### Your objective
Without the pictures, print each of the records below exactly as it appears.

### Recorded information

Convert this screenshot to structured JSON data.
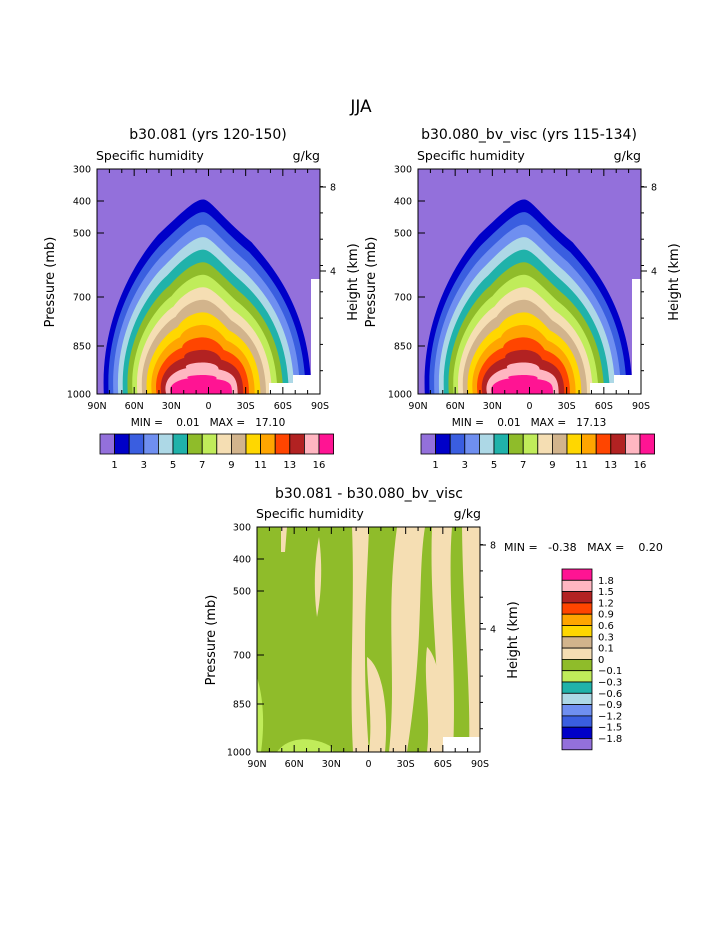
{
  "page_title": "JJA",
  "colors": {
    "abs_levels": [
      "#9370db",
      "#0000c8",
      "#3a5ee0",
      "#6f8ff0",
      "#add8e6",
      "#20b2aa",
      "#8fbc2a",
      "#c0ec5a",
      "#f5deb3",
      "#d2b48c",
      "#ffd700",
      "#ffa500",
      "#ff4500",
      "#b22222",
      "#ffb6c1",
      "#ff1493"
    ],
    "diff_levels": [
      "#9370db",
      "#0000c8",
      "#3a5ee0",
      "#6f8ff0",
      "#add8e6",
      "#20b2aa",
      "#c0ec5a",
      "#8fbc2a",
      "#f5deb3",
      "#d2b48c",
      "#ffd700",
      "#ffa500",
      "#ff4500",
      "#b22222",
      "#ffb6c1",
      "#ff1493"
    ]
  },
  "chart_data": [
    {
      "type": "contour",
      "title": "b30.081 (yrs 120-150)",
      "left_subtitle": "Specific humidity",
      "right_subtitle": "g/kg",
      "ylabel": "Pressure (mb)",
      "ylabel_right": "Height (km)",
      "x_ticks": [
        "90N",
        "60N",
        "30N",
        "0",
        "30S",
        "60S",
        "90S"
      ],
      "y_ticks": [
        "300",
        "400",
        "500",
        "700",
        "850",
        "1000"
      ],
      "y_ticks_right": [
        "8",
        "4"
      ],
      "min_max_label": "MIN =    0.01   MAX =   17.10",
      "min": 0.01,
      "max": 17.1,
      "colorbar_labels": [
        "1",
        "3",
        "5",
        "7",
        "9",
        "11",
        "13",
        "16"
      ]
    },
    {
      "type": "contour",
      "title": "b30.080_bv_visc (yrs 115-134)",
      "left_subtitle": "Specific humidity",
      "right_subtitle": "g/kg",
      "ylabel": "Pressure (mb)",
      "ylabel_right": "Height (km)",
      "x_ticks": [
        "90N",
        "60N",
        "30N",
        "0",
        "30S",
        "60S",
        "90S"
      ],
      "y_ticks": [
        "300",
        "400",
        "500",
        "700",
        "850",
        "1000"
      ],
      "y_ticks_right": [
        "8",
        "4"
      ],
      "min_max_label": "MIN =    0.01   MAX =   17.13",
      "min": 0.01,
      "max": 17.13,
      "colorbar_labels": [
        "1",
        "3",
        "5",
        "7",
        "9",
        "11",
        "13",
        "16"
      ]
    },
    {
      "type": "contour",
      "title": "b30.081 - b30.080_bv_visc",
      "left_subtitle": "Specific humidity",
      "right_subtitle": "g/kg",
      "ylabel": "Pressure (mb)",
      "ylabel_right": "Height (km)",
      "x_ticks": [
        "90N",
        "60N",
        "30N",
        "0",
        "30S",
        "60S",
        "90S"
      ],
      "y_ticks": [
        "300",
        "400",
        "500",
        "700",
        "850",
        "1000"
      ],
      "y_ticks_right": [
        "8",
        "4"
      ],
      "min_max_label": "MIN =   -0.38   MAX =    0.20",
      "min": -0.38,
      "max": 0.2,
      "colorbar_labels": [
        "1.8",
        "1.5",
        "1.2",
        "0.9",
        "0.6",
        "0.3",
        "0.1",
        "0",
        "−0.1",
        "−0.3",
        "−0.6",
        "−0.9",
        "−1.2",
        "−1.5",
        "−1.8"
      ]
    }
  ]
}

### Answer in full
Convert this screenshot to structured JSON data.
{
  "page_title": "JJA",
  "colors": {
    "abs_levels": [
      "#9370db",
      "#0000c8",
      "#3a5ee0",
      "#6f8ff0",
      "#add8e6",
      "#20b2aa",
      "#8fbc2a",
      "#c0ec5a",
      "#f5deb3",
      "#d2b48c",
      "#ffd700",
      "#ffa500",
      "#ff4500",
      "#b22222",
      "#ffb6c1",
      "#ff1493"
    ],
    "diff_levels": [
      "#9370db",
      "#0000c8",
      "#3a5ee0",
      "#6f8ff0",
      "#add8e6",
      "#20b2aa",
      "#c0ec5a",
      "#8fbc2a",
      "#f5deb3",
      "#d2b48c",
      "#ffd700",
      "#ffa500",
      "#ff4500",
      "#b22222",
      "#ffb6c1",
      "#ff1493"
    ]
  },
  "chart_data": [
    {
      "type": "contour",
      "title": "b30.081 (yrs 120-150)",
      "left_subtitle": "Specific humidity",
      "right_subtitle": "g/kg",
      "ylabel": "Pressure (mb)",
      "ylabel_right": "Height (km)",
      "x_ticks": [
        "90N",
        "60N",
        "30N",
        "0",
        "30S",
        "60S",
        "90S"
      ],
      "y_ticks": [
        "300",
        "400",
        "500",
        "700",
        "850",
        "1000"
      ],
      "y_ticks_right": [
        "8",
        "4"
      ],
      "min_max_label": "MIN =    0.01   MAX =   17.10",
      "min": 0.01,
      "max": 17.1,
      "colorbar_labels": [
        "1",
        "3",
        "5",
        "7",
        "9",
        "11",
        "13",
        "16"
      ]
    },
    {
      "type": "contour",
      "title": "b30.080_bv_visc (yrs 115-134)",
      "left_subtitle": "Specific humidity",
      "right_subtitle": "g/kg",
      "ylabel": "Pressure (mb)",
      "ylabel_right": "Height (km)",
      "x_ticks": [
        "90N",
        "60N",
        "30N",
        "0",
        "30S",
        "60S",
        "90S"
      ],
      "y_ticks": [
        "300",
        "400",
        "500",
        "700",
        "850",
        "1000"
      ],
      "y_ticks_right": [
        "8",
        "4"
      ],
      "min_max_label": "MIN =    0.01   MAX =   17.13",
      "min": 0.01,
      "max": 17.13,
      "colorbar_labels": [
        "1",
        "3",
        "5",
        "7",
        "9",
        "11",
        "13",
        "16"
      ]
    },
    {
      "type": "contour",
      "title": "b30.081 - b30.080_bv_visc",
      "left_subtitle": "Specific humidity",
      "right_subtitle": "g/kg",
      "ylabel": "Pressure (mb)",
      "ylabel_right": "Height (km)",
      "x_ticks": [
        "90N",
        "60N",
        "30N",
        "0",
        "30S",
        "60S",
        "90S"
      ],
      "y_ticks": [
        "300",
        "400",
        "500",
        "700",
        "850",
        "1000"
      ],
      "y_ticks_right": [
        "8",
        "4"
      ],
      "min_max_label": "MIN =   -0.38   MAX =    0.20",
      "min": -0.38,
      "max": 0.2,
      "colorbar_labels": [
        "1.8",
        "1.5",
        "1.2",
        "0.9",
        "0.6",
        "0.3",
        "0.1",
        "0",
        "−0.1",
        "−0.3",
        "−0.6",
        "−0.9",
        "−1.2",
        "−1.5",
        "−1.8"
      ]
    }
  ]
}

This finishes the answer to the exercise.